● **Data extract**
— Begin —

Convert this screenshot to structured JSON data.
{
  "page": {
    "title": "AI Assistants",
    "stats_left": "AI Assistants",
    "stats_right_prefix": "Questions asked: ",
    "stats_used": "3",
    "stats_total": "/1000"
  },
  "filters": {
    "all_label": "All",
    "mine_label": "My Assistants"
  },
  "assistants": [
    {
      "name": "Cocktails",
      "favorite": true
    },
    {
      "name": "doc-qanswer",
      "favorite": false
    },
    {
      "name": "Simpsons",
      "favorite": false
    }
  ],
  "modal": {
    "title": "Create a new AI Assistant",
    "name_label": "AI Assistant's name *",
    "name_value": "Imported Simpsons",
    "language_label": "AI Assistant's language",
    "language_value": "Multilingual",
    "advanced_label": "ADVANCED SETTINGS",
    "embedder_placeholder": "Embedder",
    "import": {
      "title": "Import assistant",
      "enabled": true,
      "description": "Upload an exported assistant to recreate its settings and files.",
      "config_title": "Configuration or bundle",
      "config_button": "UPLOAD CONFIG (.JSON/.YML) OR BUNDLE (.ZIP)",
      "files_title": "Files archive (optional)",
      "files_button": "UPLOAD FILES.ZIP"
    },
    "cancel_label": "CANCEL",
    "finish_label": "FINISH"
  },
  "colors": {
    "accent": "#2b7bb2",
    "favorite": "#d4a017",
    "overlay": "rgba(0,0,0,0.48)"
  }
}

— End —

● **Exercise aim**
Reproduce the material exactly, with every line intact.

● **Response to the task**
Convert this screenshot to structured JSON data.
{
  "page": {
    "title": "AI Assistants",
    "stats_left": "AI Assistants",
    "stats_right_prefix": "Questions asked: ",
    "stats_used": "3",
    "stats_total": "/1000"
  },
  "filters": {
    "all_label": "All",
    "mine_label": "My Assistants"
  },
  "assistants": [
    {
      "name": "Cocktails",
      "favorite": true
    },
    {
      "name": "doc-qanswer",
      "favorite": false
    },
    {
      "name": "Simpsons",
      "favorite": false
    }
  ],
  "modal": {
    "title": "Create a new AI Assistant",
    "name_label": "AI Assistant's name *",
    "name_value": "Imported Simpsons",
    "language_label": "AI Assistant's language",
    "language_value": "Multilingual",
    "advanced_label": "ADVANCED SETTINGS",
    "embedder_placeholder": "Embedder",
    "import": {
      "title": "Import assistant",
      "enabled": true,
      "description": "Upload an exported assistant to recreate its settings and files.",
      "config_title": "Configuration or bundle",
      "config_button": "UPLOAD CONFIG (.JSON/.YML) OR BUNDLE (.ZIP)",
      "files_title": "Files archive (optional)",
      "files_button": "UPLOAD FILES.ZIP"
    },
    "cancel_label": "CANCEL",
    "finish_label": "FINISH"
  },
  "colors": {
    "accent": "#2b7bb2",
    "favorite": "#d4a017",
    "overlay": "rgba(0,0,0,0.48)"
  }
}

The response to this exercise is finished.